- _WORK REQUIRED_:
Take every line from the listing below that includes "Contains" and copy it.

(Figure data in JSON)
* Begin *

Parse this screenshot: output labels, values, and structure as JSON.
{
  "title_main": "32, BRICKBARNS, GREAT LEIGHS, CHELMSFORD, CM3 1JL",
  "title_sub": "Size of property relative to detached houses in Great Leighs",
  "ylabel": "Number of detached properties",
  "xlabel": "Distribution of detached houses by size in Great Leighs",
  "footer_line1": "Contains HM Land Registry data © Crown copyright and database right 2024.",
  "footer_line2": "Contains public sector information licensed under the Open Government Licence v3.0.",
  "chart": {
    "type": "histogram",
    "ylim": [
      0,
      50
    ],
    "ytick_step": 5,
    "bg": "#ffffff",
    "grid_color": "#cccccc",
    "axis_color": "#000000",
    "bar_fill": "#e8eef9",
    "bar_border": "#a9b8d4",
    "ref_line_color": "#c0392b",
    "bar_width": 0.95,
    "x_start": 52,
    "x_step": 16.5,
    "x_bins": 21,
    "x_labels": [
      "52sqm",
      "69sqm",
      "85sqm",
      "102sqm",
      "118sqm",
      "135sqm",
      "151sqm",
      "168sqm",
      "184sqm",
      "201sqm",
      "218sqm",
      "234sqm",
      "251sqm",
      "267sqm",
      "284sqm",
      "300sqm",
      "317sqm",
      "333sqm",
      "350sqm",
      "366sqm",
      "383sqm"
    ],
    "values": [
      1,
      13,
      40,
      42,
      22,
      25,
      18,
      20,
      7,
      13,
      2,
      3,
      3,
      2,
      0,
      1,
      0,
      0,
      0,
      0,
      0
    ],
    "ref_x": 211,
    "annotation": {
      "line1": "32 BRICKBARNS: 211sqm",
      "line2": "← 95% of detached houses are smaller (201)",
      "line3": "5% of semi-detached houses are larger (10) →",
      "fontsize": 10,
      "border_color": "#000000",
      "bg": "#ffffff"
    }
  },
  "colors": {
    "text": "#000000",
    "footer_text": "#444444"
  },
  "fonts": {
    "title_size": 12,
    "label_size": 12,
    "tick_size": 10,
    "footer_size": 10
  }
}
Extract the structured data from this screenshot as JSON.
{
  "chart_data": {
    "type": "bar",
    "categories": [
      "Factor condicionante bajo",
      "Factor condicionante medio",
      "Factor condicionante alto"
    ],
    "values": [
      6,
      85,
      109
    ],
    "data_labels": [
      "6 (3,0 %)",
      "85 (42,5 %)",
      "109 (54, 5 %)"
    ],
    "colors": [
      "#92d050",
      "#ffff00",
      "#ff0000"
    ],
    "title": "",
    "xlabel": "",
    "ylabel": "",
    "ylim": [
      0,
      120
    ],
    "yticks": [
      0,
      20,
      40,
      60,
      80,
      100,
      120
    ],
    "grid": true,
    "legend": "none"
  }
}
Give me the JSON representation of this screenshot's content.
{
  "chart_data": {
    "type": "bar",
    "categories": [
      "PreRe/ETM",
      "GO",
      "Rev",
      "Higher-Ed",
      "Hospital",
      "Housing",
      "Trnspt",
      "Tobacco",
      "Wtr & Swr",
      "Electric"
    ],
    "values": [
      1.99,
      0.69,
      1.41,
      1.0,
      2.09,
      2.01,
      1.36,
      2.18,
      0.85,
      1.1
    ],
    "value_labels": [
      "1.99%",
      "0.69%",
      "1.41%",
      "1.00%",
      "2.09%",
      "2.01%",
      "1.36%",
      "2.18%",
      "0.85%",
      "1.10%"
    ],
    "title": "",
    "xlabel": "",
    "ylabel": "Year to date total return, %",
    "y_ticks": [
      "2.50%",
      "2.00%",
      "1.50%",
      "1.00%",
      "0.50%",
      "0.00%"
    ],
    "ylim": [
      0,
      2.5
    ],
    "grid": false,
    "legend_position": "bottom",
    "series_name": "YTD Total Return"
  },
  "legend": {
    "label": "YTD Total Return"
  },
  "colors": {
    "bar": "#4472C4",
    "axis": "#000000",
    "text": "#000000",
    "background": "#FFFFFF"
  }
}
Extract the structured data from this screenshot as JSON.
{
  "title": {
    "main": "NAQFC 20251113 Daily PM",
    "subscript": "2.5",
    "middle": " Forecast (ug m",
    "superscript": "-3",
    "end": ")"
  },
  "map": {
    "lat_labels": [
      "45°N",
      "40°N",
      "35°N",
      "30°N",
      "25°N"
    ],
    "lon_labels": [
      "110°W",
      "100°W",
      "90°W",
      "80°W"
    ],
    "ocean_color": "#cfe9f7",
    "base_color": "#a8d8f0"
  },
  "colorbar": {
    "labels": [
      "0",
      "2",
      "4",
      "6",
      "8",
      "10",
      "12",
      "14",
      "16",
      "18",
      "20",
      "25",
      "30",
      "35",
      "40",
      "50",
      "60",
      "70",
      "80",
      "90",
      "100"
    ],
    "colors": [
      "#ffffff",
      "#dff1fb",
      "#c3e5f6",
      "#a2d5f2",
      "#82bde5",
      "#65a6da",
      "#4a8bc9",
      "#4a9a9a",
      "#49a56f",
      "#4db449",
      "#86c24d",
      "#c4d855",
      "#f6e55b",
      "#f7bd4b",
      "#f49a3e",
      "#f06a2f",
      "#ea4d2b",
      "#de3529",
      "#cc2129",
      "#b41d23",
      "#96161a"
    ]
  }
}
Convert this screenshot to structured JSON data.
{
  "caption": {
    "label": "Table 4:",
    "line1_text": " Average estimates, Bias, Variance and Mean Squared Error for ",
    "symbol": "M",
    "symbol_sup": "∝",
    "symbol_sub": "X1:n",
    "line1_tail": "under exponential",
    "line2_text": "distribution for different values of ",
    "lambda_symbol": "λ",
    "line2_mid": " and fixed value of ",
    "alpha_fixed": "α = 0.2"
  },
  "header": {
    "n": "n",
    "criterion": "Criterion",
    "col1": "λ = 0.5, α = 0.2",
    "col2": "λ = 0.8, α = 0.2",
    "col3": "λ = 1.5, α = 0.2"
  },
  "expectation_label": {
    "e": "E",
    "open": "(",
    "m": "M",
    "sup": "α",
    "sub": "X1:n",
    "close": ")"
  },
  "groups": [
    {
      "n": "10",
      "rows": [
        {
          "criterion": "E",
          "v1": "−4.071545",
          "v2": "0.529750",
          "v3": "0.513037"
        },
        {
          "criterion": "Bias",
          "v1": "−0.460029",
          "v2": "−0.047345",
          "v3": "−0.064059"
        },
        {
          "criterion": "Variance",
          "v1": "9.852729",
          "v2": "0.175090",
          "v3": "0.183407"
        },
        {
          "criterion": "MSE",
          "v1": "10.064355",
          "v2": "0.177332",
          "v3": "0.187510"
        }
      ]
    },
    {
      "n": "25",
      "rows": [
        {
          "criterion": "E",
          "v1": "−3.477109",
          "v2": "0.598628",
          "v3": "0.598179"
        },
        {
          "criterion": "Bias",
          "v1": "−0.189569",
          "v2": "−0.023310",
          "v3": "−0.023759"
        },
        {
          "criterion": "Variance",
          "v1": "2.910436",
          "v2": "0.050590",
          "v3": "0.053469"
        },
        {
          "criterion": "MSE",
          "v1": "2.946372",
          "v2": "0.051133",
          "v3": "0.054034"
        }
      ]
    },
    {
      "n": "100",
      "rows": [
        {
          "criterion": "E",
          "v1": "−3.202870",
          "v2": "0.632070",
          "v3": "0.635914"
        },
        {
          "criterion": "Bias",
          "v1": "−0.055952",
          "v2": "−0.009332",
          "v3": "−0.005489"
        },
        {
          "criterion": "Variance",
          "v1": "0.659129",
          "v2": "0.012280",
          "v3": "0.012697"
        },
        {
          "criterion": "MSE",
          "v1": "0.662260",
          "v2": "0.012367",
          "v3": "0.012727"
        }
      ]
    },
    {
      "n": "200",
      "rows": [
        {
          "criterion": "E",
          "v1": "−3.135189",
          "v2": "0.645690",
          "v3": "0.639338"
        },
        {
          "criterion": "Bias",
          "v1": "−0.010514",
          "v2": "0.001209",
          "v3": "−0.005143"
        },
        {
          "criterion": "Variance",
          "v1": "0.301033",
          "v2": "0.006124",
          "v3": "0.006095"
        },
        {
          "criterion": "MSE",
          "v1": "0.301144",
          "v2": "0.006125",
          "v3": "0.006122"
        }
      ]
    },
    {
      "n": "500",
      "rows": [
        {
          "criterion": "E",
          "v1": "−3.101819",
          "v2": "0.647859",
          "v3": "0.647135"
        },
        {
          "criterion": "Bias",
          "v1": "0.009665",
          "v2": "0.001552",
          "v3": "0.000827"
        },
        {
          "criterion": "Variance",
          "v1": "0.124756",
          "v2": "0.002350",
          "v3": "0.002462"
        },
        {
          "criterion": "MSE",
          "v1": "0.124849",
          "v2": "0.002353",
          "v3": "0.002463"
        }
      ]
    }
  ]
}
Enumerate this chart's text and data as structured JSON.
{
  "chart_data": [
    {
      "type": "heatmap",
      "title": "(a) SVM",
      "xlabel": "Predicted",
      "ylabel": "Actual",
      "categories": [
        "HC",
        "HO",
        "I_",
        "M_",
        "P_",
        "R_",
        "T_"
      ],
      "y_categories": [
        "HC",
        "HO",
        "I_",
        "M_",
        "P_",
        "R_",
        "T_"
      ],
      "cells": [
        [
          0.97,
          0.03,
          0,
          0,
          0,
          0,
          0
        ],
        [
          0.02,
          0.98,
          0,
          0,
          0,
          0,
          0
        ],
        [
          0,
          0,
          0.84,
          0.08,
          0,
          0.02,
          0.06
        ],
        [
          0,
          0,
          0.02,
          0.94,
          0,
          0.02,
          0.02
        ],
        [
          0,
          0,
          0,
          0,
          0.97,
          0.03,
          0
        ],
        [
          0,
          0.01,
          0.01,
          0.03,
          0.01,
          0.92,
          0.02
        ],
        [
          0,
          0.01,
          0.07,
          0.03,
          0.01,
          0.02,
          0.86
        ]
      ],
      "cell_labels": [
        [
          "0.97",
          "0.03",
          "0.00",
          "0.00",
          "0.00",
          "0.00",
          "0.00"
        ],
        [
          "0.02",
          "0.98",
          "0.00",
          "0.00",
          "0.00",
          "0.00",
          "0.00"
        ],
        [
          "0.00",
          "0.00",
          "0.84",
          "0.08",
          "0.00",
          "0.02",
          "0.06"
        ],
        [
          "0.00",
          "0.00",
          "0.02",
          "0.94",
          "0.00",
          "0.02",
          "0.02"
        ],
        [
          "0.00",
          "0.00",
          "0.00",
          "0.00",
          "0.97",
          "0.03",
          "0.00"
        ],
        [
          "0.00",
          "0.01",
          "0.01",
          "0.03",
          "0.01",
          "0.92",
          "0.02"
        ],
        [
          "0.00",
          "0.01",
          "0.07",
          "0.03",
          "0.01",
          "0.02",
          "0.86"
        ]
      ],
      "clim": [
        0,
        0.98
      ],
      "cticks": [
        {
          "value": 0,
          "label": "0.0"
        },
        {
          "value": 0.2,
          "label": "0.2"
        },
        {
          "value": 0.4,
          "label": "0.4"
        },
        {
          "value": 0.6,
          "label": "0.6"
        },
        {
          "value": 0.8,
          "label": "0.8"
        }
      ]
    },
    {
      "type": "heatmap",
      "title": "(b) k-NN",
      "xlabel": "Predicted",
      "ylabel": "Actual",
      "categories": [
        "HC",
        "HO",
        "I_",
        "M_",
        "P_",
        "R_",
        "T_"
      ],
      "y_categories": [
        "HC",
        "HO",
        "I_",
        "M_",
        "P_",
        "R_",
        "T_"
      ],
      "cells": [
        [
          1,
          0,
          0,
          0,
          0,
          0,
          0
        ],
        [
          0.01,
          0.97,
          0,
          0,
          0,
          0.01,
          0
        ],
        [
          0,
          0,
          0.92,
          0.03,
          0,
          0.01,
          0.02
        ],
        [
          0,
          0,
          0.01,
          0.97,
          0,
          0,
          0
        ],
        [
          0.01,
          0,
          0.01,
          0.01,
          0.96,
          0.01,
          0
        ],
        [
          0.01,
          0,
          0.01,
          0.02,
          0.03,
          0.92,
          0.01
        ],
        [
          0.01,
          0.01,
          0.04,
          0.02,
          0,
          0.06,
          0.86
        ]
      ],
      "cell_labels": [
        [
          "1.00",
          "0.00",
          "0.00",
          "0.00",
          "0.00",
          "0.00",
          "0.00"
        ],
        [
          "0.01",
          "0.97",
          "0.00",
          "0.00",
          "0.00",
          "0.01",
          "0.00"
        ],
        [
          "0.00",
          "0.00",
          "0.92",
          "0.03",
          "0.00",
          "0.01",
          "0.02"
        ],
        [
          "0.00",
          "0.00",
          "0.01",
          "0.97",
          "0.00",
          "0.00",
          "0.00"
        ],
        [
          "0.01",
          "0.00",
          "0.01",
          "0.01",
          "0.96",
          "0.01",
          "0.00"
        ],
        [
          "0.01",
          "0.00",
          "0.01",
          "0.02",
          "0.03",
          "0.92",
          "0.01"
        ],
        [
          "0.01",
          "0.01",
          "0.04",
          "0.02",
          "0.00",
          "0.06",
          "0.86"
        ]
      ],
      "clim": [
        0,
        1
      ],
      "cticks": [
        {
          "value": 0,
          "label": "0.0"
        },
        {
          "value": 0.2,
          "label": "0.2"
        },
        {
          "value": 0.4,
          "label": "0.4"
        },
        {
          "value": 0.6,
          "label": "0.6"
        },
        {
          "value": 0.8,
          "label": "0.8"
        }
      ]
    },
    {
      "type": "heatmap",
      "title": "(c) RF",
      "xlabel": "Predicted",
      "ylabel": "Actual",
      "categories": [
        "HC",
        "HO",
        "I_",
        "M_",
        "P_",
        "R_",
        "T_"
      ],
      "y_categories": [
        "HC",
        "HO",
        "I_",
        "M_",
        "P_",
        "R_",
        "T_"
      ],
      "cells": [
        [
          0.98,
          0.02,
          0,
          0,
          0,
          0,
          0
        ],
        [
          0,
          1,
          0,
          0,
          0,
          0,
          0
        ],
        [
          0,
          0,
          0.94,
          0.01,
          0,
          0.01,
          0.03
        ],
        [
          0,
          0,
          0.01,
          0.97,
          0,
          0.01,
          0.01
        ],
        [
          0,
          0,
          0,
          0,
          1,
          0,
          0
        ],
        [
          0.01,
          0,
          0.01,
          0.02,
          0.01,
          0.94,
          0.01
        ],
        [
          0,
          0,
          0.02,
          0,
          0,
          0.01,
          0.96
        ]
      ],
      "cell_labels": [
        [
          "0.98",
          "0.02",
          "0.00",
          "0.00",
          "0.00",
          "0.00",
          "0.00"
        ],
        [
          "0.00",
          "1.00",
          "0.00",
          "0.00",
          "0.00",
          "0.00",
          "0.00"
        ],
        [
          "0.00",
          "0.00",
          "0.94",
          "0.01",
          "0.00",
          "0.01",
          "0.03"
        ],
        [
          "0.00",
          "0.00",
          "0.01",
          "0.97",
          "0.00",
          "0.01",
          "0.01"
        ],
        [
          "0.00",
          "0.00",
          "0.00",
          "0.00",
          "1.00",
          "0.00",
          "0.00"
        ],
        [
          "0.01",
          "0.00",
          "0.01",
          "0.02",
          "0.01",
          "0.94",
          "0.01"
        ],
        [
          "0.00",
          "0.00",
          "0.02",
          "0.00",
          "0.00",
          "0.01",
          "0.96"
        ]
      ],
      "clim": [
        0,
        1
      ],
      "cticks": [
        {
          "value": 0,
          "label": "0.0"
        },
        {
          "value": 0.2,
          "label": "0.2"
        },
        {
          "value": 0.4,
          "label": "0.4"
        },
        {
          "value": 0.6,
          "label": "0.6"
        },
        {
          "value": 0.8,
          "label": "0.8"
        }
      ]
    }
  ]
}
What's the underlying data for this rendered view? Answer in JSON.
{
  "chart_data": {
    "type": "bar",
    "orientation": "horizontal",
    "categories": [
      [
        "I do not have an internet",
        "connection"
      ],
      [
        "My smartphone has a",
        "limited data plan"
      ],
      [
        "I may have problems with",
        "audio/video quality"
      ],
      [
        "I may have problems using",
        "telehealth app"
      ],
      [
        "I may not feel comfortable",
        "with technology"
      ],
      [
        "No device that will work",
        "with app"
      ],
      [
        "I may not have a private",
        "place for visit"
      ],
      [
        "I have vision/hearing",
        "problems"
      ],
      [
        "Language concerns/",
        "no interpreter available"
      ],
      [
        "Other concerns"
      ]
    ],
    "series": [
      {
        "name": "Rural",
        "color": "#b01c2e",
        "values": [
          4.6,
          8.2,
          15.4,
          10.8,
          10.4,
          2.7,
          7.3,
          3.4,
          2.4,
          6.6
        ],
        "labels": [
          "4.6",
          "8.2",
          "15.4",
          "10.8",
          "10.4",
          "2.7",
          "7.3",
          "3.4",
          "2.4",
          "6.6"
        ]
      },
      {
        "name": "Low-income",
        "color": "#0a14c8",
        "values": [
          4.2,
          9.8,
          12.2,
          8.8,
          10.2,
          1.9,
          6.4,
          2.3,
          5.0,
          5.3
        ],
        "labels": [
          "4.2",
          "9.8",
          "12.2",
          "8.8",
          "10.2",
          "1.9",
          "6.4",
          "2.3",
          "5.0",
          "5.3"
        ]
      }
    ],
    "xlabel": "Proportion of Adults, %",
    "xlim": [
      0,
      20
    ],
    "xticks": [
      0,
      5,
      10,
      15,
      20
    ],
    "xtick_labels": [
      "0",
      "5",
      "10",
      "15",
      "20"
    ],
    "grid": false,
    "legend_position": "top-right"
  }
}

* End *

- _FINAL ANSWER_:
  "footer_line1": "Contains HM Land Registry data © Crown copyright and database right 2024.",
  "footer_line2": "Contains public sector information licensed under the Open Government Licence v3.0.",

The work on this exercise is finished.